** Work instructions **
Pick out each line of the records that includes the string "касательно", and copy it.

[Collection entries]
━━━━━━━━━━━━━━━━

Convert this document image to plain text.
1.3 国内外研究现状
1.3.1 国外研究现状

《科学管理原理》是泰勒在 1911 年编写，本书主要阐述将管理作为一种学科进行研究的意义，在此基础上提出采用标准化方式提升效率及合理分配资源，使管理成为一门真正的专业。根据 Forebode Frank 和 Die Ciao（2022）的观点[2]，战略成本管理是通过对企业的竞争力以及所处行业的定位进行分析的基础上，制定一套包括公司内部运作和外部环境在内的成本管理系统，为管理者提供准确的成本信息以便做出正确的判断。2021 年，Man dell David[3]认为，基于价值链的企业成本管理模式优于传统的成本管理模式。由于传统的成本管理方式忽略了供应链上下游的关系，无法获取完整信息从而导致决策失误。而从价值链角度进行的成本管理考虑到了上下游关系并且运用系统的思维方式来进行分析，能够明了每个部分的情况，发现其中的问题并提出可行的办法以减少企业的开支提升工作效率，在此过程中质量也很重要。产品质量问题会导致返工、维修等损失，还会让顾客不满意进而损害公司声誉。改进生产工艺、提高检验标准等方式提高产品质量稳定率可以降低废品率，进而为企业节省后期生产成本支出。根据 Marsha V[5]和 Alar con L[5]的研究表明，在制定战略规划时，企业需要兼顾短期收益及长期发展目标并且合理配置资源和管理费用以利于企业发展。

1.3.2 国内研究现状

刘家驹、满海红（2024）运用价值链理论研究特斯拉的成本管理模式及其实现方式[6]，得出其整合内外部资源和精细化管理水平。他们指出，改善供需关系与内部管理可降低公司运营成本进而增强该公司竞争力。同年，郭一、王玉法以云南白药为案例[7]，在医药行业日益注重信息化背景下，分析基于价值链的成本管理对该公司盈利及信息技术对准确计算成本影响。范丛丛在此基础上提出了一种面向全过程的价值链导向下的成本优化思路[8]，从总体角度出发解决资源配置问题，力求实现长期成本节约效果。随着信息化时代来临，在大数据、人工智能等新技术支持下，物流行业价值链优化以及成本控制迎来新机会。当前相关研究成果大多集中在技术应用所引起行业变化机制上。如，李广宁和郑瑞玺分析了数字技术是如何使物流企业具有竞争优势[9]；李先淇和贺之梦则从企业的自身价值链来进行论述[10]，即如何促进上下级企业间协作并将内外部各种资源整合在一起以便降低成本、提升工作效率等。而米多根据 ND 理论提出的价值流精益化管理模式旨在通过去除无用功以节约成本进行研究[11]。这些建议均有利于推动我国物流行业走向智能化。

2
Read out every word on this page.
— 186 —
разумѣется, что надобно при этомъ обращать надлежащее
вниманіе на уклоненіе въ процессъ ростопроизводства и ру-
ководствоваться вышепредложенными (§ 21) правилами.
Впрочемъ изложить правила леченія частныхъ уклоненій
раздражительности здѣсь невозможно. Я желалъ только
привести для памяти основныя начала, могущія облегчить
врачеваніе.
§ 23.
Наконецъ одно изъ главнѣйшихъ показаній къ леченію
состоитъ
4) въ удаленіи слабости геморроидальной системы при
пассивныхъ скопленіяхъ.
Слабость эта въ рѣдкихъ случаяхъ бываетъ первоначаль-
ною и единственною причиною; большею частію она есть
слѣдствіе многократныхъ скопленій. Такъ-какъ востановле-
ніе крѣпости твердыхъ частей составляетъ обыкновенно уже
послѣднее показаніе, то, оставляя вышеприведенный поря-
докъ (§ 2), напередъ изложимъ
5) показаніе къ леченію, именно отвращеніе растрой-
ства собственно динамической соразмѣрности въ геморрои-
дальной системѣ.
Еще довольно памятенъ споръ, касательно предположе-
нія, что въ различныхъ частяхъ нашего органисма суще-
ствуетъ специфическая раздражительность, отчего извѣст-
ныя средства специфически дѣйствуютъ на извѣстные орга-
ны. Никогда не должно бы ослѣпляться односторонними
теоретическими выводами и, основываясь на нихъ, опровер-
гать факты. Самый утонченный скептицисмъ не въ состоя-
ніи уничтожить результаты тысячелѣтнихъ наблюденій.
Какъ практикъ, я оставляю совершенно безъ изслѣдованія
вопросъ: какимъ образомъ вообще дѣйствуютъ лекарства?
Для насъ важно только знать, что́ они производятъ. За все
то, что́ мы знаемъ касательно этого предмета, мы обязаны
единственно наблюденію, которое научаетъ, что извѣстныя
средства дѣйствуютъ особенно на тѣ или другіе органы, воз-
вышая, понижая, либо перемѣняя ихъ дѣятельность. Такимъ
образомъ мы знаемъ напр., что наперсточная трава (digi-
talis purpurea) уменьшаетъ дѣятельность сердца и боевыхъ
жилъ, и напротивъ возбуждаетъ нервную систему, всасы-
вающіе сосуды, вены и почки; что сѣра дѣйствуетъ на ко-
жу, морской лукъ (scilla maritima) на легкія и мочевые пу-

━━━━━━━━━━━━━━━━

** Response for this exercise **
Еще довольно памятенъ споръ, касательно предположе-
то, что́ мы знаемъ касательно этого предмета, мы обязаны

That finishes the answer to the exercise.